>> Start Extracted information
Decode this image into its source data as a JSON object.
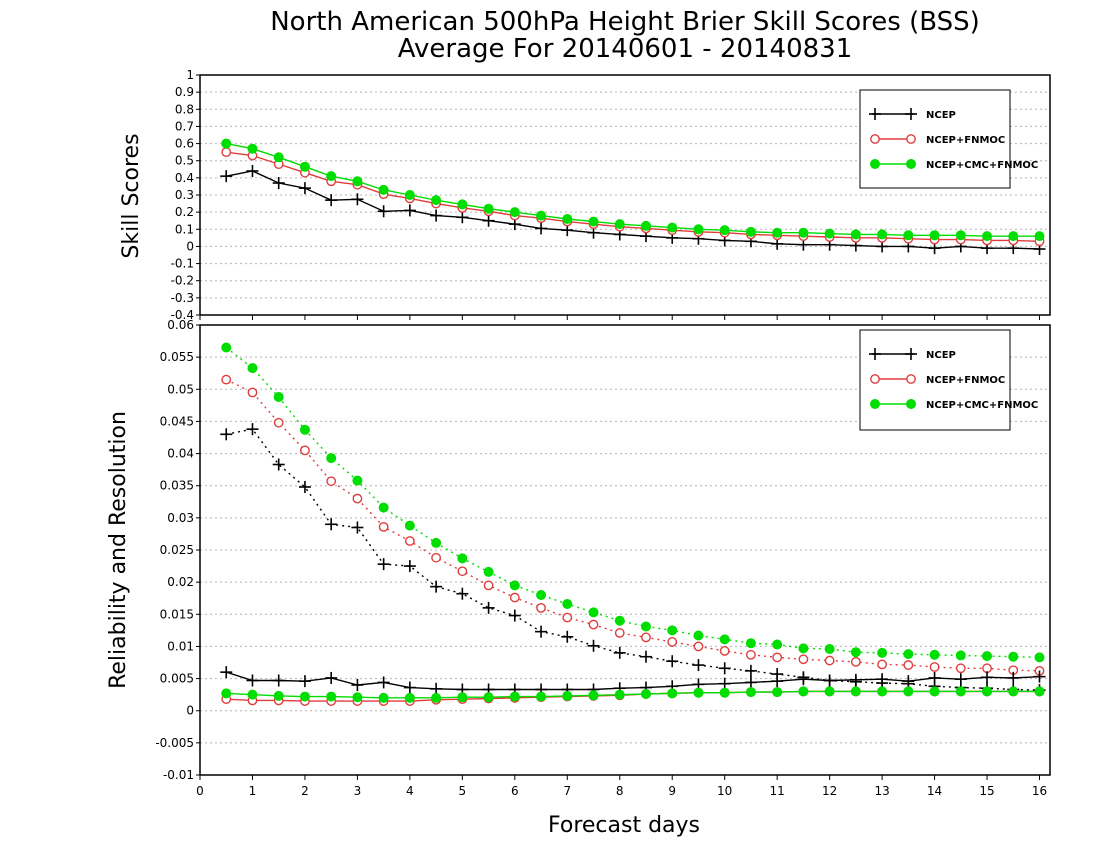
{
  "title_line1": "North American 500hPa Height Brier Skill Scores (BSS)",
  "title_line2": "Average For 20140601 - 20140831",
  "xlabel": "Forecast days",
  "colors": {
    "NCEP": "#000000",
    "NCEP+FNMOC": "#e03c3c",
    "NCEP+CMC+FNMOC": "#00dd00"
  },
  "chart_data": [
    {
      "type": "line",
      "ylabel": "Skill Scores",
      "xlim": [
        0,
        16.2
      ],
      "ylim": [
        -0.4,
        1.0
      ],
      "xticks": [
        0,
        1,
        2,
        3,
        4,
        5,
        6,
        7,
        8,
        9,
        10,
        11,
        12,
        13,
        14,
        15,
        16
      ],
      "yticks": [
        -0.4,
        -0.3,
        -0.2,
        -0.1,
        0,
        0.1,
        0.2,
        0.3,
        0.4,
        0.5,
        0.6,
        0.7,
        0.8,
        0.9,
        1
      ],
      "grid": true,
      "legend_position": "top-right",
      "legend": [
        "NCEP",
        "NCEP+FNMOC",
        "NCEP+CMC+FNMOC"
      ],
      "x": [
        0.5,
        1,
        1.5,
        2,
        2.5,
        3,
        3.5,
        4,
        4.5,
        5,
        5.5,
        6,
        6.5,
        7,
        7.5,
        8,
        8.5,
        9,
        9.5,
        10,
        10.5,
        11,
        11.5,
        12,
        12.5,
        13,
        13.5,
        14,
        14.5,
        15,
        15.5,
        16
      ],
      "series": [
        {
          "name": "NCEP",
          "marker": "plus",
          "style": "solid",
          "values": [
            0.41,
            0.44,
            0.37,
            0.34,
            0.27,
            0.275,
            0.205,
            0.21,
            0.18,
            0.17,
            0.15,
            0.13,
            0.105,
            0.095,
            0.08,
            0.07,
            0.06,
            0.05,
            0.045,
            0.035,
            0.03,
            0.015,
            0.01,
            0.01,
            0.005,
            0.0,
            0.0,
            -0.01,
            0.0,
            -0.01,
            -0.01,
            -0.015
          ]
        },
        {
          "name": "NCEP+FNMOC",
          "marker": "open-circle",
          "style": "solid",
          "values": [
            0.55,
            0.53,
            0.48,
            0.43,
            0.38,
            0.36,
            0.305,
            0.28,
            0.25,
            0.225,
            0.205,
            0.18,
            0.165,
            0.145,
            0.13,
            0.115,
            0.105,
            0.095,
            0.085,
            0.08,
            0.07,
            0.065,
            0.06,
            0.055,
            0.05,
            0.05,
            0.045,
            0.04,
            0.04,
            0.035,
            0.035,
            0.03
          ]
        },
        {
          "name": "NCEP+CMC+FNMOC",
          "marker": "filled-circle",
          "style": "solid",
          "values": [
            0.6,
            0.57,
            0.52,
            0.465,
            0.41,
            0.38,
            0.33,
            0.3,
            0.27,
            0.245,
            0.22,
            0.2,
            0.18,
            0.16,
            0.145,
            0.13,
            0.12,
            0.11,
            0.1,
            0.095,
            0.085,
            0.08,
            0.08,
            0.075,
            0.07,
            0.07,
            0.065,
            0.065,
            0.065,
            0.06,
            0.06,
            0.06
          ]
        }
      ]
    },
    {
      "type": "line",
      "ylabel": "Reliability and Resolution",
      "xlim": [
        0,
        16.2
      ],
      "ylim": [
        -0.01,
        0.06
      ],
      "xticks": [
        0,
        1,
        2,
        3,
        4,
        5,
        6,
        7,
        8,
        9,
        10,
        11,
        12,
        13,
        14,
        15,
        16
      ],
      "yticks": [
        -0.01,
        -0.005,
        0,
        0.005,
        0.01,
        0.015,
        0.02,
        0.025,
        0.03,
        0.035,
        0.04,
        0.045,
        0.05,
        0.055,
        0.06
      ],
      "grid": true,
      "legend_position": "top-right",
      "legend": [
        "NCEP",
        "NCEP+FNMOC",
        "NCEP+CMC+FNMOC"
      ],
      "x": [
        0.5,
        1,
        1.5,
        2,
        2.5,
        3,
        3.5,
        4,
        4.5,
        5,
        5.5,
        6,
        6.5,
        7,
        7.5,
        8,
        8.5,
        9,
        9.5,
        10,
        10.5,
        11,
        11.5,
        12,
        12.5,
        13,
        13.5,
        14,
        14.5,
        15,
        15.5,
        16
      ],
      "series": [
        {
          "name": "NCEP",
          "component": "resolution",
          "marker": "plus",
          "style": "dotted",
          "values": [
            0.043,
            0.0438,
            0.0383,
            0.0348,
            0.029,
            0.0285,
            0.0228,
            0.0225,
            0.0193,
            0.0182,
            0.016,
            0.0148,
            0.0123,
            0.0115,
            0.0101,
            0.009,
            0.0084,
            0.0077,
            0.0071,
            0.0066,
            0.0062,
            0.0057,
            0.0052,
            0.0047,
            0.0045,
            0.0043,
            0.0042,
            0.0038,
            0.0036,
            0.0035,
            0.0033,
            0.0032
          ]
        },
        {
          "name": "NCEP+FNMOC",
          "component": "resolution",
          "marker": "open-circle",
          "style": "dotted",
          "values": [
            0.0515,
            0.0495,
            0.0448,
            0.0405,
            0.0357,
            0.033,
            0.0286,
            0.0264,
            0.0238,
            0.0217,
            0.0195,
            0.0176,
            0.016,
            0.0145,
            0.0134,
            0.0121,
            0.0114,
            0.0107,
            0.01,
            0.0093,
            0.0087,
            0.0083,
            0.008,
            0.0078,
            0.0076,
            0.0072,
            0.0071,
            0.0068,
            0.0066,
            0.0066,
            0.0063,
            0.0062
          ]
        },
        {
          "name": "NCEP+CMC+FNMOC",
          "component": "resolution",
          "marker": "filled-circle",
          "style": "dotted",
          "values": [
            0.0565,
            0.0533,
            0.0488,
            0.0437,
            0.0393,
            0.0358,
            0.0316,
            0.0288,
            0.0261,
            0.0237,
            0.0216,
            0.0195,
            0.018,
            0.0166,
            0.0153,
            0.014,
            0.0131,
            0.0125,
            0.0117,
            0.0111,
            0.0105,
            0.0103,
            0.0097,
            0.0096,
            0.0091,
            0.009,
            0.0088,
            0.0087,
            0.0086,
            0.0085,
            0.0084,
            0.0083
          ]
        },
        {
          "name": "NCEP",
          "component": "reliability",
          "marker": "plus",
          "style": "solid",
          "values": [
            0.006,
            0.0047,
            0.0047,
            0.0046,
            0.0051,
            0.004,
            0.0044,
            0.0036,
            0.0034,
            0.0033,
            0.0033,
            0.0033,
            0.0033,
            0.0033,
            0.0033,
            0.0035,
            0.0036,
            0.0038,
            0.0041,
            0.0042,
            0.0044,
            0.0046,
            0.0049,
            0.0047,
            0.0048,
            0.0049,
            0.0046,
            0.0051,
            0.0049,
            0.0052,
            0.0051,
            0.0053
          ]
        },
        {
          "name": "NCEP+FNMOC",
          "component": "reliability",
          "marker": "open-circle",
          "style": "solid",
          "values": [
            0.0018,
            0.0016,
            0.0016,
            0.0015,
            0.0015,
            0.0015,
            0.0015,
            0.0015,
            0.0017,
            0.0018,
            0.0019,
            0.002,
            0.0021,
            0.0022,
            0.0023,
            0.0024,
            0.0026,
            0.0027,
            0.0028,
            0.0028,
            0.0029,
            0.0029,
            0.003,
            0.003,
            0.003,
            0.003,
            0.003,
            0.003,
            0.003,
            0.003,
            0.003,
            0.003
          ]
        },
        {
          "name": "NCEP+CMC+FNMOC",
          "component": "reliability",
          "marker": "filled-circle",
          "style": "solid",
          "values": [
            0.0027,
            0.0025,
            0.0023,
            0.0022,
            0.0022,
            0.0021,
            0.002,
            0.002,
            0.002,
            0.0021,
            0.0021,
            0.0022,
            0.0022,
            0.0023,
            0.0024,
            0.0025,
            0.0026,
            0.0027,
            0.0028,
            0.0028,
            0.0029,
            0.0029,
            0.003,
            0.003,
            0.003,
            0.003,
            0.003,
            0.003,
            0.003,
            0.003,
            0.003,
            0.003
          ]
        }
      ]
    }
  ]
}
>> End Extracted information
• **What to work on**
Collect every line from the records above that contains the word "ylabel".

• **Solved exercise**
      "ylabel": "Skill Scores",
      "ylabel": "Reliability and Resolution",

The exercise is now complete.